En ese sentido –señala san Josemaría–, «no cabe otra disposición en un católico: defender "siempre" la autoridad del Papa; y estar "siempre" dócilmente decidido a rectificar la opinión, ante el Magisterio de la Iglesia» [6]. Y, como es lógico, ese deseo de fidelidad ha de concretarse, entre otras cosas, en «conocer el pensamiento del Papa, manifestado en Encíclicas o en otros documentos, haciendo cuanto esté de nuestra parte para que todos los católicos atiendan al magisterio del Padre Santo, y acomoden a esas enseñanzas su actuación en la vida» [7]. Por eso, procuraremos que nuestra unión al sucesor de Pedro sea una unión afectiva y efectiva; no solo siguiendo con inteligencia sus indicaciones y su magisterio, sino procurando también desentrañar, con profundidad, lo que el Espíritu Santo quiere entregar al mundo a través de su persona.

▶ [Líneas proporcionadas]:

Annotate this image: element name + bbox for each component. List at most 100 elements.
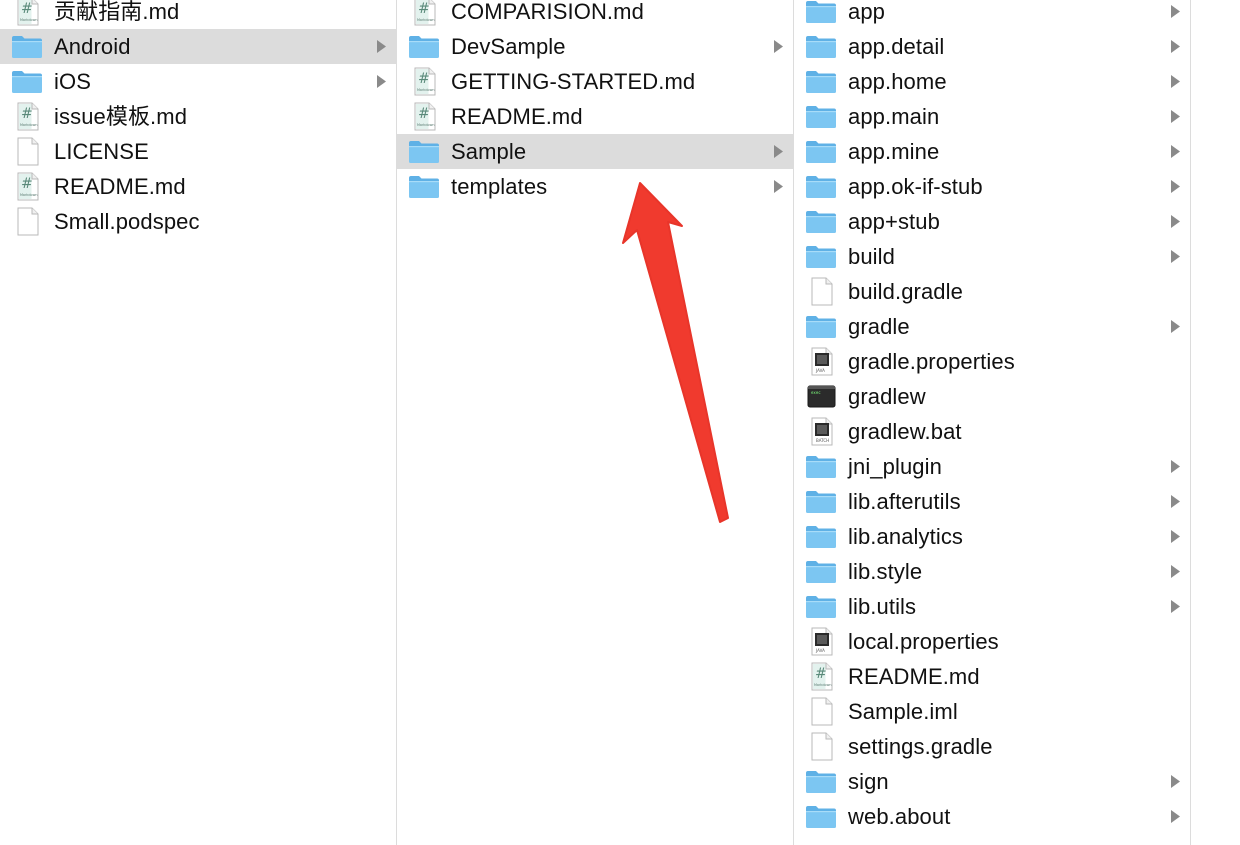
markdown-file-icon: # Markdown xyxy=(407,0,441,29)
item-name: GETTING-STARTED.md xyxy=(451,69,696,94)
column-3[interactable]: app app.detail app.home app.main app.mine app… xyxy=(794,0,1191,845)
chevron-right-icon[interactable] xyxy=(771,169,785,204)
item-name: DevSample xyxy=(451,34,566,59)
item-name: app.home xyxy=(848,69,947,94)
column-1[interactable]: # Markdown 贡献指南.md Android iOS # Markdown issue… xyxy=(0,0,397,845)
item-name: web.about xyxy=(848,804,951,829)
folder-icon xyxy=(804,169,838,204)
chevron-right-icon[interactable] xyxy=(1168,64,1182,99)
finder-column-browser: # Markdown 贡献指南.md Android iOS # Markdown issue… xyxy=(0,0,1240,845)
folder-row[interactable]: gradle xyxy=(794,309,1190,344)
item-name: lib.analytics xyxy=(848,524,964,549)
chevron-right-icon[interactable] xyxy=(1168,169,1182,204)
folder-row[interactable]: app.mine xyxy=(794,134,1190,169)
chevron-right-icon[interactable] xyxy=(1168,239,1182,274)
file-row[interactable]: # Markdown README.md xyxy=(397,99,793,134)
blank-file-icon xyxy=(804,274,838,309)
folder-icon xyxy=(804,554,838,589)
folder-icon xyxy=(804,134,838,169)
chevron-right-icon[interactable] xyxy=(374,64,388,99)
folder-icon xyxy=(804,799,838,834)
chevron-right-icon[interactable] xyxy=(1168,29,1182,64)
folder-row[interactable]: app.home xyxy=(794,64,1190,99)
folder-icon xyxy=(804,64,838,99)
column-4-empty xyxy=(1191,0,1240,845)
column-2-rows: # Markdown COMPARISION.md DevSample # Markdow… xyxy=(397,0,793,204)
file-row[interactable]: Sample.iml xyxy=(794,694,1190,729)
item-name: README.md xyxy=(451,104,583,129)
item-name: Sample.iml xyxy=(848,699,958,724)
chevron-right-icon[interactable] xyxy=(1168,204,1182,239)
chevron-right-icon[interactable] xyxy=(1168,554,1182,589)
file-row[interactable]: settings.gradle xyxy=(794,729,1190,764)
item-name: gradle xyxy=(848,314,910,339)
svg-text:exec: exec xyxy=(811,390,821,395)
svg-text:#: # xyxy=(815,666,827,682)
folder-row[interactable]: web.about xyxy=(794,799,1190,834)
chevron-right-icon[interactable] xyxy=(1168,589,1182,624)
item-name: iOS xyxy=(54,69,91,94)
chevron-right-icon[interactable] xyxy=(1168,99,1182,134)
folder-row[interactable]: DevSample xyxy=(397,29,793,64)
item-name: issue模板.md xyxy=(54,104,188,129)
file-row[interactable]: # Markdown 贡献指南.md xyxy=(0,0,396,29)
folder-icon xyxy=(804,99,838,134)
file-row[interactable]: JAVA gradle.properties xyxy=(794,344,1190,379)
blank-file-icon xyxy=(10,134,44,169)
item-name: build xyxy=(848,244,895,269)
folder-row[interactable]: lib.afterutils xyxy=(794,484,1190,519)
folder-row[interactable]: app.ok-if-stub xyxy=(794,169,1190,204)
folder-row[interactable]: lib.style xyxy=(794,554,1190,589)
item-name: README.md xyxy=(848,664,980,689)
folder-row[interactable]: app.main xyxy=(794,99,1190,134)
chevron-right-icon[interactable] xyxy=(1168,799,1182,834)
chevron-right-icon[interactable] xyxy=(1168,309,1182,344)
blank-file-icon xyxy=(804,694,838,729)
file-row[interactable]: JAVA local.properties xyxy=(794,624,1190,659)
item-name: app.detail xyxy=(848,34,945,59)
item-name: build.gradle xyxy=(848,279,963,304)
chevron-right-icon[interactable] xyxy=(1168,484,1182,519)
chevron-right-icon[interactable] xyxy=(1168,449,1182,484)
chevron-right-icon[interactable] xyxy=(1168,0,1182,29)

▶ [Actividades propuestas]:
a - En el texto sobre la fidelidad al Papa, ¿qué tipo de unión al sucesor de Pedro se propone procurar?
b - Continúa el texto sobre la fidelidad al Papa a partir de su última oración.

▶ [Respuestas]:
a - Una unión afectiva y efectiva.

b -
«Ubi Petrus, ibi Ecclesia, ibi Deus» [8], solía repetir san Josemaría. «Queremos estar con Pedro, porque con él está la Iglesia, con él está Dios; y sin él no está Dios. Por eso yo he querido romanizar la Obra. Amad mucho al Padre Santo. Rezad mucho por el Papa. Queredlo mucho, ¡queredlo mucho! Porque necesita de todo el cariño de sus hijos» [9]. Parte importante y necesaria de nuestra labor apostólica es unir a los cristianos con quien el Espíritu Santo ha puesto en cada momento histórico al frente del Pueblo de Dios. Todos, con Pedro, llevaremos almas a Jesús, con la mediación maternal de María. Le pedimos a ella, Madre de la Iglesia, que, como en Pentecostés, nos reúna a su alrededor y acerque con lazos estrechos a todos los discípulos de su Hijo. En especial le rogamos el regalo de una comunión afectiva y efectiva con el Dulce Cristo en la tierra, expresión que empleaba santa Catalina de Siena para referirse al sucesor de Pedro.
[1] Benedicto XVI, Audiencia general, 22-II-2006.
[2] San Josemaría, Lealtad a la Iglesia, 4-VI-1972.
[3] San Jerónimo, Epístola 79,2.
[4] Benedicto XVI, Homilía, 29-VI-2008.
[5] San Josemaría, Lealtad a la Iglesia, 4-VI-1972.
[6] San Josemaría, Forja, n. 581.
[7] Ibid., n. 633.
[8] San Ambrosio, In Ps. 40, 30.
[9] San Josemaría, Notas tomadas en una reunión familiar, 11-V-1965.